# start of RECORD EXTRACTS

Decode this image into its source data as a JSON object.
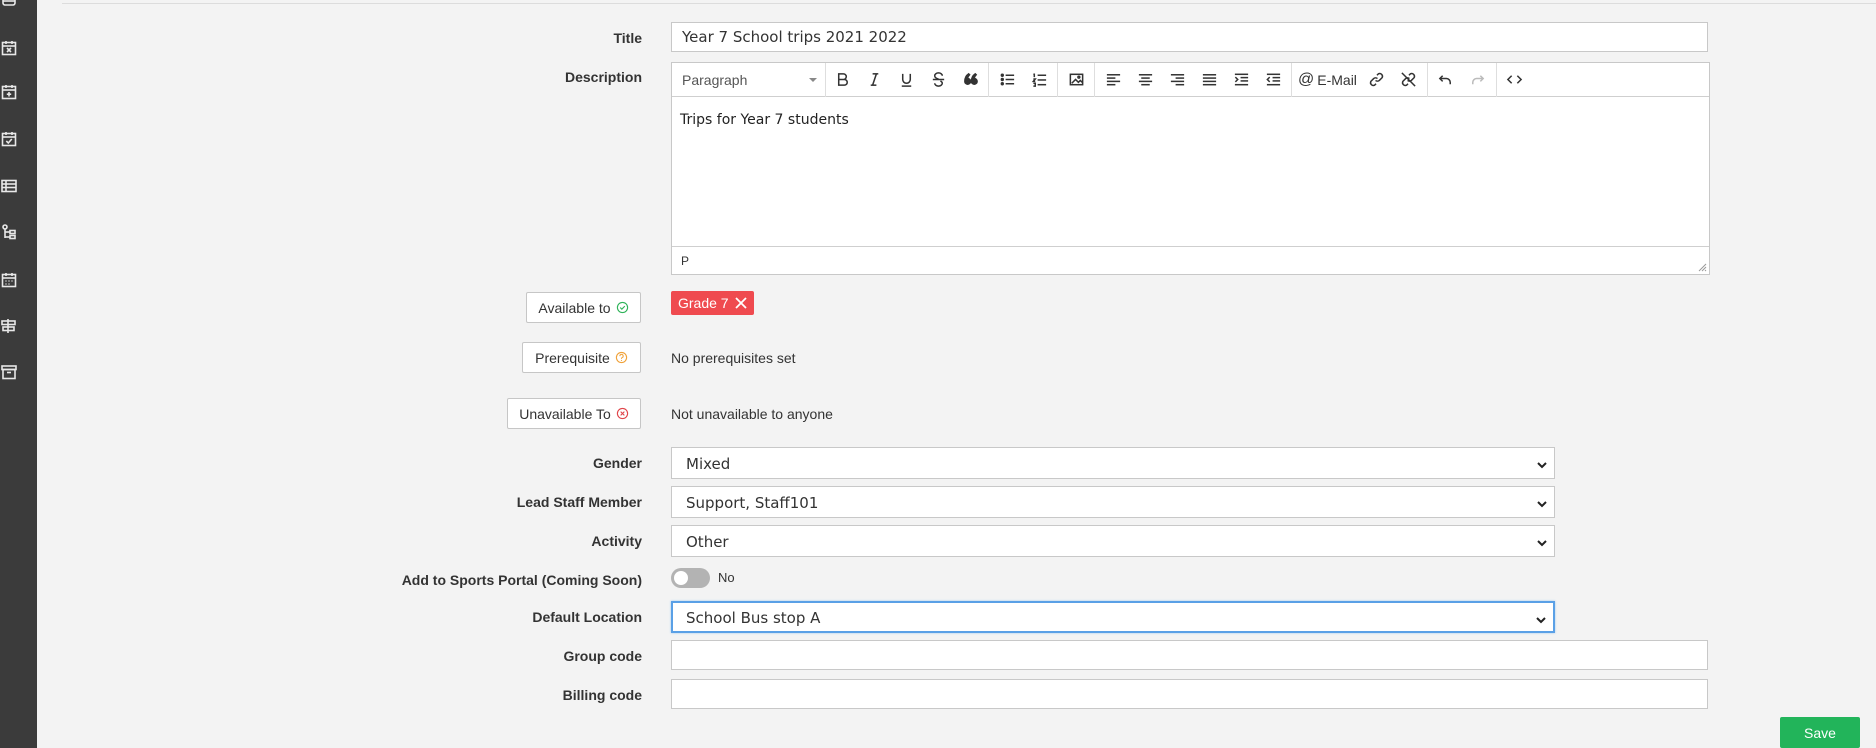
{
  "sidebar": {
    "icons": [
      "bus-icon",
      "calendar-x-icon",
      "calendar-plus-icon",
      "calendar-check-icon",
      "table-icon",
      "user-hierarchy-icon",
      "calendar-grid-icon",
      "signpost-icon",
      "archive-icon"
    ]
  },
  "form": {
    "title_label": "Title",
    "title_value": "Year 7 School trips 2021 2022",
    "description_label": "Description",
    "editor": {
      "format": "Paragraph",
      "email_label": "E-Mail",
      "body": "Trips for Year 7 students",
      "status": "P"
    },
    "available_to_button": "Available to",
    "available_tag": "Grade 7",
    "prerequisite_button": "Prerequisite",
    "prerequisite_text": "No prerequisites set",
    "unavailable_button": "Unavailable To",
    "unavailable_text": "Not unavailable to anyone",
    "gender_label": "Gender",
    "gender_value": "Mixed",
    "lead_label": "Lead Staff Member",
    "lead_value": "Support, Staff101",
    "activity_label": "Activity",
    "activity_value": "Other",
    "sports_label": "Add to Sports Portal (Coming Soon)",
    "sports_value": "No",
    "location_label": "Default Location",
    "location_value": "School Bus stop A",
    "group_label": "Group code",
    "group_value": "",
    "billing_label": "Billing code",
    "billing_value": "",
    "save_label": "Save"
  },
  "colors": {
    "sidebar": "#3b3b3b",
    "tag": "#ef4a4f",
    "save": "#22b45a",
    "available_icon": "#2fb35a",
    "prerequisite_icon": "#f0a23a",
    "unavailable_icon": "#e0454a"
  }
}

# end of RECORD EXTRACTS

_AIM OF THE TASK_.
Copy every line of the entries above in which "calendar" occurs.

_THE COMPLETED TASK_.
      "calendar-x-icon",
      "calendar-plus-icon",
      "calendar-check-icon",
      "calendar-grid-icon",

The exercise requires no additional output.